▸ **Challenge**:
Each record below is to be copied word for word, with pictures removed.

▸ **Supplied data**:
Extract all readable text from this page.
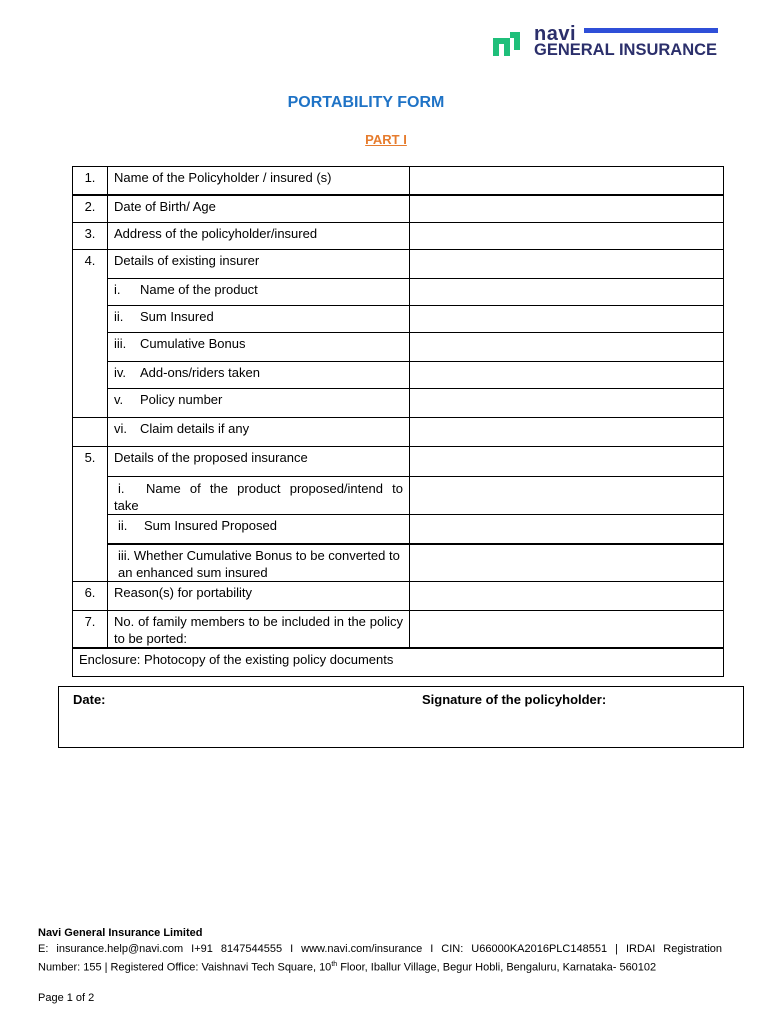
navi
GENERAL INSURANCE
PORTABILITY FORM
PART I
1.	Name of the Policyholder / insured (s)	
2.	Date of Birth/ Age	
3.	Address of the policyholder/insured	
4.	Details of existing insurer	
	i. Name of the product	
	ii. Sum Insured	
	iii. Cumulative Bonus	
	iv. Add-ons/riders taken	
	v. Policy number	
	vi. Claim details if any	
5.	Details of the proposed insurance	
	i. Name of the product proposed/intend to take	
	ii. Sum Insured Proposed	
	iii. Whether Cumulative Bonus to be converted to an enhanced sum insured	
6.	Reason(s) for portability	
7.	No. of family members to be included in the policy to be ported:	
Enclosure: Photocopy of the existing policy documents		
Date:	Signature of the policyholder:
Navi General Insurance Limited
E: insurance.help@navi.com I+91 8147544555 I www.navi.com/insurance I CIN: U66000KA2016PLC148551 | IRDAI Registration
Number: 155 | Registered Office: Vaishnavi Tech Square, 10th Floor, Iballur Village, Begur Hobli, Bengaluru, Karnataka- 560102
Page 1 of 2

▸ **Result**:
Extract all readable text from this page.
navi
GENERAL INSURANCE
PORTABILITY FORM
PART I
1.	Name of the Policyholder / insured (s)	
2.	Date of Birth/ Age	
3.	Address of the policyholder/insured	
4.	Details of existing insurer	
	i. Name of the product	
	ii. Sum Insured	
	iii. Cumulative Bonus	
	iv. Add-ons/riders taken	
	v. Policy number	
	vi. Claim details if any	
5.	Details of the proposed insurance	
	i. Name of the product proposed/intend to take	
	ii. Sum Insured Proposed	
	iii. Whether Cumulative Bonus to be converted to an enhanced sum insured	
6.	Reason(s) for portability	
7.	No. of family members to be included in the policy to be ported:	
Enclosure: Photocopy of the existing policy documents		
Date:	Signature of the policyholder:
Navi General Insurance Limited
E: insurance.help@navi.com I+91 8147544555 I www.navi.com/insurance I CIN: U66000KA2016PLC148551 | IRDAI Registration
Number: 155 | Registered Office: Vaishnavi Tech Square, 10th Floor, Iballur Village, Begur Hobli, Bengaluru, Karnataka- 560102
Page 1 of 2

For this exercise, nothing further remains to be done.